> **Records**:
****************************************

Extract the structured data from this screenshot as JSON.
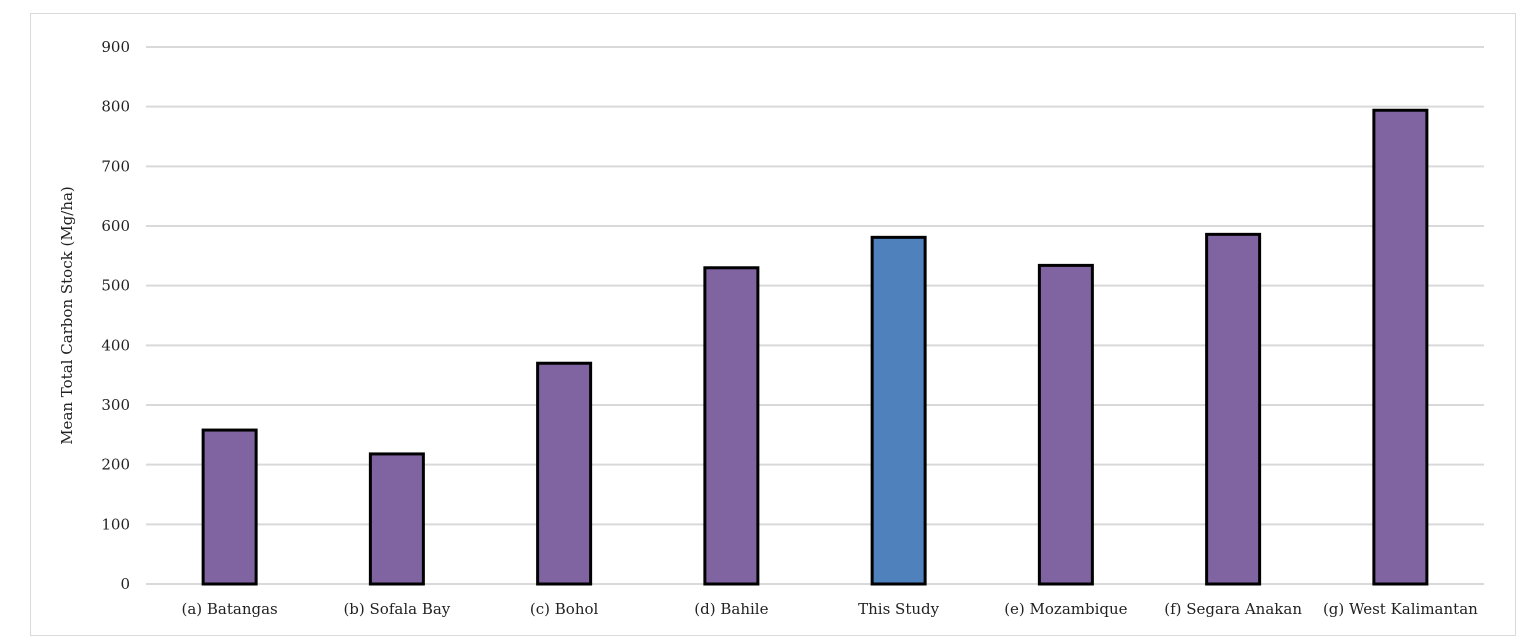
{
  "chart_data": {
    "type": "bar",
    "title": "",
    "xlabel": "",
    "ylabel": "Mean Total Carbon Stock (Mg/ha)",
    "ylim": [
      0,
      900
    ],
    "yticks": [
      0,
      100,
      200,
      300,
      400,
      500,
      600,
      700,
      800,
      900
    ],
    "grid": true,
    "legend": "none",
    "categories": [
      "(a) Batangas",
      "(b) Sofala Bay",
      "(c) Bohol",
      "(d) Bahile",
      "This Study",
      "(e) Mozambique",
      "(f) Segara Anakan",
      "(g) West Kalimantan"
    ],
    "values": [
      258,
      218,
      370,
      530,
      581,
      534,
      586,
      794
    ],
    "colors": {
      "default_bar": "#8064a2",
      "highlight_bar": "#4f81bd",
      "bar_outline": "#000000",
      "grid": "#d9d9d9",
      "text": "#222222"
    },
    "highlight_category": "This Study"
  }
}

****************************************

> **Request**: Restate the data above word for word. Do not include the images.

> **Expected output**:
Extract the structured data from this screenshot as JSON.
{
  "chart_data": {
    "type": "bar",
    "title": "",
    "xlabel": "",
    "ylabel": "Mean Total Carbon Stock (Mg/ha)",
    "ylim": [
      0,
      900
    ],
    "yticks": [
      0,
      100,
      200,
      300,
      400,
      500,
      600,
      700,
      800,
      900
    ],
    "grid": true,
    "legend": "none",
    "categories": [
      "(a) Batangas",
      "(b) Sofala Bay",
      "(c) Bohol",
      "(d) Bahile",
      "This Study",
      "(e) Mozambique",
      "(f) Segara Anakan",
      "(g) West Kalimantan"
    ],
    "values": [
      258,
      218,
      370,
      530,
      581,
      534,
      586,
      794
    ],
    "colors": {
      "default_bar": "#8064a2",
      "highlight_bar": "#4f81bd",
      "bar_outline": "#000000",
      "grid": "#d9d9d9",
      "text": "#222222"
    },
    "highlight_category": "This Study"
  }
}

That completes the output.